◆ GOAL
Your task is to output the entries below word for word.

---- ITEMS

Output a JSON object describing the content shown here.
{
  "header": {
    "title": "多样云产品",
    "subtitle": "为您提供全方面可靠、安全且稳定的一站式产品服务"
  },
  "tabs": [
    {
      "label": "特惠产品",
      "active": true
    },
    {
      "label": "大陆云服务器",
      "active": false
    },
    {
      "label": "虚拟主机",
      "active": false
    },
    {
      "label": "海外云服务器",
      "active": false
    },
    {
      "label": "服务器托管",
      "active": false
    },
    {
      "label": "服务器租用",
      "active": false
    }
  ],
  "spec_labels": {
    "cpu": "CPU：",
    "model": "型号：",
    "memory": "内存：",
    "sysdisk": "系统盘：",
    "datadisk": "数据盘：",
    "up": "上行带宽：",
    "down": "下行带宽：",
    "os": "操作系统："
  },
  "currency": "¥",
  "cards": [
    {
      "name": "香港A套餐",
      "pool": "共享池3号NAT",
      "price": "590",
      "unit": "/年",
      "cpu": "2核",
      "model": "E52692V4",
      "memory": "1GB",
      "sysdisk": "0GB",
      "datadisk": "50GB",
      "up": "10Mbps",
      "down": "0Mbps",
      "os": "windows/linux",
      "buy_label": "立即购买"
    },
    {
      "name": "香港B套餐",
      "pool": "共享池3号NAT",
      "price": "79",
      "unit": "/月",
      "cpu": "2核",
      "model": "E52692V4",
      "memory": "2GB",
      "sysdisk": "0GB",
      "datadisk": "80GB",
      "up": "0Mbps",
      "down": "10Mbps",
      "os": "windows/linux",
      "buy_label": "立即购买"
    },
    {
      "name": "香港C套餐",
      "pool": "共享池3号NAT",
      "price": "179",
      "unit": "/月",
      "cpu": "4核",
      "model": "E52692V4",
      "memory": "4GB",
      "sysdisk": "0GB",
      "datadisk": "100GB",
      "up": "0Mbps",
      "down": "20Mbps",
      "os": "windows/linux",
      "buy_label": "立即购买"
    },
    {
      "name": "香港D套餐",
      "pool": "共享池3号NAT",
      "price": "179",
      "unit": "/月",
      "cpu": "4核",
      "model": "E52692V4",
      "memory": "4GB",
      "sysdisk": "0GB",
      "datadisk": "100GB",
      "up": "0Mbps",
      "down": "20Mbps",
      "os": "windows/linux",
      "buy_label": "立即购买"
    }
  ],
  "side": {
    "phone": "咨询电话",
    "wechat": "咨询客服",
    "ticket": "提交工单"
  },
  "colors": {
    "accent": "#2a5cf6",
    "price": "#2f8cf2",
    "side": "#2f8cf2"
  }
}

--------

◆ RESULT FOR THIS TASK
Output a JSON object describing the content shown here.
{
  "header": {
    "title": "多样云产品",
    "subtitle": "为您提供全方面可靠、安全且稳定的一站式产品服务"
  },
  "tabs": [
    {
      "label": "特惠产品",
      "active": true
    },
    {
      "label": "大陆云服务器",
      "active": false
    },
    {
      "label": "虚拟主机",
      "active": false
    },
    {
      "label": "海外云服务器",
      "active": false
    },
    {
      "label": "服务器托管",
      "active": false
    },
    {
      "label": "服务器租用",
      "active": false
    }
  ],
  "spec_labels": {
    "cpu": "CPU：",
    "model": "型号：",
    "memory": "内存：",
    "sysdisk": "系统盘：",
    "datadisk": "数据盘：",
    "up": "上行带宽：",
    "down": "下行带宽：",
    "os": "操作系统："
  },
  "currency": "¥",
  "cards": [
    {
      "name": "香港A套餐",
      "pool": "共享池3号NAT",
      "price": "590",
      "unit": "/年",
      "cpu": "2核",
      "model": "E52692V4",
      "memory": "1GB",
      "sysdisk": "0GB",
      "datadisk": "50GB",
      "up": "10Mbps",
      "down": "0Mbps",
      "os": "windows/linux",
      "buy_label": "立即购买"
    },
    {
      "name": "香港B套餐",
      "pool": "共享池3号NAT",
      "price": "79",
      "unit": "/月",
      "cpu": "2核",
      "model": "E52692V4",
      "memory": "2GB",
      "sysdisk": "0GB",
      "datadisk": "80GB",
      "up": "0Mbps",
      "down": "10Mbps",
      "os": "windows/linux",
      "buy_label": "立即购买"
    },
    {
      "name": "香港C套餐",
      "pool": "共享池3号NAT",
      "price": "179",
      "unit": "/月",
      "cpu": "4核",
      "model": "E52692V4",
      "memory": "4GB",
      "sysdisk": "0GB",
      "datadisk": "100GB",
      "up": "0Mbps",
      "down": "20Mbps",
      "os": "windows/linux",
      "buy_label": "立即购买"
    },
    {
      "name": "香港D套餐",
      "pool": "共享池3号NAT",
      "price": "179",
      "unit": "/月",
      "cpu": "4核",
      "model": "E52692V4",
      "memory": "4GB",
      "sysdisk": "0GB",
      "datadisk": "100GB",
      "up": "0Mbps",
      "down": "20Mbps",
      "os": "windows/linux",
      "buy_label": "立即购买"
    }
  ],
  "side": {
    "phone": "咨询电话",
    "wechat": "咨询客服",
    "ticket": "提交工单"
  },
  "colors": {
    "accent": "#2a5cf6",
    "price": "#2f8cf2",
    "side": "#2f8cf2"
  }
}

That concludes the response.